* _Set exercise_
Find the lines below that contain the string "JSON". Copy each one.
---- Material provided
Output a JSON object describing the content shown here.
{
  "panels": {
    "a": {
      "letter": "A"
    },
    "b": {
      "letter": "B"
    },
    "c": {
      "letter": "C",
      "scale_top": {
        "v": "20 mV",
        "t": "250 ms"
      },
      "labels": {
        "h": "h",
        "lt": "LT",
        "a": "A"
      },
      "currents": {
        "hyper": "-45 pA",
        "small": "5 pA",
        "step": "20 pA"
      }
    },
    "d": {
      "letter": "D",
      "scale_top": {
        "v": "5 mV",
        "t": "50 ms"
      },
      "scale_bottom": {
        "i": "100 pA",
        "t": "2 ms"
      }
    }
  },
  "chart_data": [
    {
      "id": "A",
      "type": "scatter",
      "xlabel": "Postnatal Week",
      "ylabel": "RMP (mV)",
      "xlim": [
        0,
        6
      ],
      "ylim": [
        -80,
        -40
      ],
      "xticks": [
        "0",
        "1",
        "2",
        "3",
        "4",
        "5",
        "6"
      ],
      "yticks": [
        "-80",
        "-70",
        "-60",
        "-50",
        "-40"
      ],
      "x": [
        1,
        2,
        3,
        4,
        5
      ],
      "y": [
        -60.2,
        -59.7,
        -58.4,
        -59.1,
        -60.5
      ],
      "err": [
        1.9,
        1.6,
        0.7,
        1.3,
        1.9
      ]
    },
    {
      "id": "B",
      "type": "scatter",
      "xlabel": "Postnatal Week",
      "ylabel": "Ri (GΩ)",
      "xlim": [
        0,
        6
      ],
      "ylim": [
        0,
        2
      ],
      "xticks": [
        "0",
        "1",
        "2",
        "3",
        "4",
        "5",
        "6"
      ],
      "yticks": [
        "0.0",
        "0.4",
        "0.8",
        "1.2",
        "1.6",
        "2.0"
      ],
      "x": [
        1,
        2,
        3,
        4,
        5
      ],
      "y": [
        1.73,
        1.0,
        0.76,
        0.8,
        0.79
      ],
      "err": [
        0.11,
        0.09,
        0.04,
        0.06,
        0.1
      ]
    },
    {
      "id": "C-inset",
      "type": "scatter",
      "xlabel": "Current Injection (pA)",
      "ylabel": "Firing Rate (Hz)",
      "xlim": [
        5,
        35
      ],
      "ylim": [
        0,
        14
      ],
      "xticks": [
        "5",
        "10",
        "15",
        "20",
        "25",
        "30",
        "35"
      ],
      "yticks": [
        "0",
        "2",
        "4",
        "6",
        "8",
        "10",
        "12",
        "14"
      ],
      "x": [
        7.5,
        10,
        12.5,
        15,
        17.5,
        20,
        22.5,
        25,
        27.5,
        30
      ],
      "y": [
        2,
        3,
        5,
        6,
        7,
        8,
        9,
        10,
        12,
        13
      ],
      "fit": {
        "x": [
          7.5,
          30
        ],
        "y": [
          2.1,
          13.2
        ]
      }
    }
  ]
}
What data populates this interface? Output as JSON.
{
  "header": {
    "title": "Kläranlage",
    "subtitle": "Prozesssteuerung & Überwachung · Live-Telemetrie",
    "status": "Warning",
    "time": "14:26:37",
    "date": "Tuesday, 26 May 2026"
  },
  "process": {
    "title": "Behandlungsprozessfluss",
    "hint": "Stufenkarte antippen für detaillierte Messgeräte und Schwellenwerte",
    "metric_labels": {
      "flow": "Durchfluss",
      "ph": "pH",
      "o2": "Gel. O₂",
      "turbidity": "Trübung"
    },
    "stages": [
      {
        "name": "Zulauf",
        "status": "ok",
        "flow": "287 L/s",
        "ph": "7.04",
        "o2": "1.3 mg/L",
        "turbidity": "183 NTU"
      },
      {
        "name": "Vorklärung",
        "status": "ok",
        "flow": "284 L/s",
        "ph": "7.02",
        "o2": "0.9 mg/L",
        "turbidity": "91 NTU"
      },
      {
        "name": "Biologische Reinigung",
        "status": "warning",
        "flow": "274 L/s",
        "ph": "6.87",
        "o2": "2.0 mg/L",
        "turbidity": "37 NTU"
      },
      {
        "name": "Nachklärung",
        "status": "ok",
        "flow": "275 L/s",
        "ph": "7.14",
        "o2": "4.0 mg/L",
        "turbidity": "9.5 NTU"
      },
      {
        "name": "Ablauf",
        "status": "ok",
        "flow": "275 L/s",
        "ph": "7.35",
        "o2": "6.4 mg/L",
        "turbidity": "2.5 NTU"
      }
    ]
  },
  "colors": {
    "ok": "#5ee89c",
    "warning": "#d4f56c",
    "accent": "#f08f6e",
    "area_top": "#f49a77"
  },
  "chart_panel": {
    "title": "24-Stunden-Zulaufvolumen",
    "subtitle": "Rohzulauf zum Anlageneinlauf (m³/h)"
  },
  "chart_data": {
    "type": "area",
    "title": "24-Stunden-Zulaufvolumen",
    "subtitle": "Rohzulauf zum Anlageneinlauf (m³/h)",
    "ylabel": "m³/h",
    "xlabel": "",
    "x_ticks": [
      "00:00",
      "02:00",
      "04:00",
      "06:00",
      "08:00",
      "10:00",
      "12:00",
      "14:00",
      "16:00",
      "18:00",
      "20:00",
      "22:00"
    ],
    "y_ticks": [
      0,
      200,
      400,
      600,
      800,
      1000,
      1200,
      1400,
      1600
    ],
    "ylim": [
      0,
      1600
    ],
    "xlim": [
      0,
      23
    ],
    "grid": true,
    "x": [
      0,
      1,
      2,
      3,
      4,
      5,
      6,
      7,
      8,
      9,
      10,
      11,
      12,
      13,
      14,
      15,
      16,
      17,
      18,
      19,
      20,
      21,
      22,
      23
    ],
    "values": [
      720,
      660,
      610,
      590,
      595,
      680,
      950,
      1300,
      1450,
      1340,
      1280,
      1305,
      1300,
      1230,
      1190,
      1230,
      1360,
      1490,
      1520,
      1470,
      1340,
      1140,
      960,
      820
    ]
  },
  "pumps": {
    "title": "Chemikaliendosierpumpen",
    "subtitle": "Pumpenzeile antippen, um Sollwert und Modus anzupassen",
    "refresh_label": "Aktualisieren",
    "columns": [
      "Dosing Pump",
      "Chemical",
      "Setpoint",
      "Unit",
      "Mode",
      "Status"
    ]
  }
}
--------
* _Final answer_
Output a JSON object describing the content shown here.
What data populates this interface? Output as JSON.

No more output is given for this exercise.